--- start DATA LINES ---

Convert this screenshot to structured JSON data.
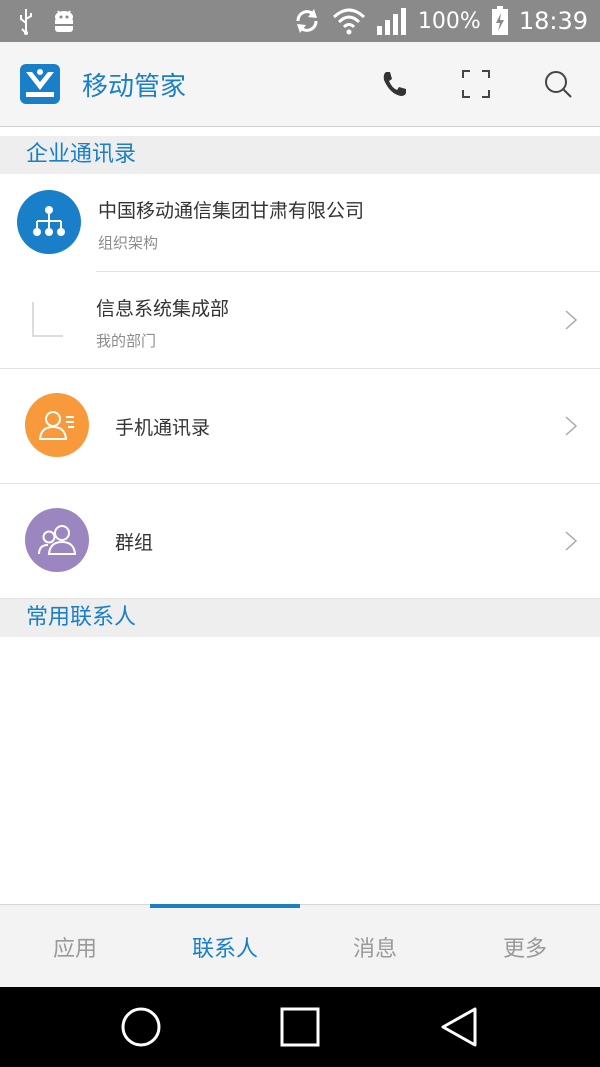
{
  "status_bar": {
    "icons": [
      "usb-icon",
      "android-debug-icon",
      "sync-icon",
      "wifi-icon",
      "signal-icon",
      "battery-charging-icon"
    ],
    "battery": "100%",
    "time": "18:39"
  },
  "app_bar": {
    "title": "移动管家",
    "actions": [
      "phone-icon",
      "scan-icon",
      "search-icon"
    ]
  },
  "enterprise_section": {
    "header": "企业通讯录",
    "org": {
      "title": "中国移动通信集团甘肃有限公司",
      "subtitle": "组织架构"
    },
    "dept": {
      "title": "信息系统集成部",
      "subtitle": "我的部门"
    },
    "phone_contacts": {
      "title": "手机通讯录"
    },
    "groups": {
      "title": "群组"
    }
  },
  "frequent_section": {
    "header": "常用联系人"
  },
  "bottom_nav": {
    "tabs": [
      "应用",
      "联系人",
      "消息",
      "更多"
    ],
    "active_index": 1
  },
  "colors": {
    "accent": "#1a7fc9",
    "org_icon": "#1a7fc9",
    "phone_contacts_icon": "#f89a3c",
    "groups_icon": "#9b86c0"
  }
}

--- end DATA LINES ---

**WHAT IS REQUIRED**: Every entry must be written out exactly, with all pictures left out.

**RESULT OF THE TASK**:
Convert this screenshot to structured JSON data.
{
  "status_bar": {
    "icons": [
      "usb-icon",
      "android-debug-icon",
      "sync-icon",
      "wifi-icon",
      "signal-icon",
      "battery-charging-icon"
    ],
    "battery": "100%",
    "time": "18:39"
  },
  "app_bar": {
    "title": "移动管家",
    "actions": [
      "phone-icon",
      "scan-icon",
      "search-icon"
    ]
  },
  "enterprise_section": {
    "header": "企业通讯录",
    "org": {
      "title": "中国移动通信集团甘肃有限公司",
      "subtitle": "组织架构"
    },
    "dept": {
      "title": "信息系统集成部",
      "subtitle": "我的部门"
    },
    "phone_contacts": {
      "title": "手机通讯录"
    },
    "groups": {
      "title": "群组"
    }
  },
  "frequent_section": {
    "header": "常用联系人"
  },
  "bottom_nav": {
    "tabs": [
      "应用",
      "联系人",
      "消息",
      "更多"
    ],
    "active_index": 1
  },
  "colors": {
    "accent": "#1a7fc9",
    "org_icon": "#1a7fc9",
    "phone_contacts_icon": "#f89a3c",
    "groups_icon": "#9b86c0"
  }
}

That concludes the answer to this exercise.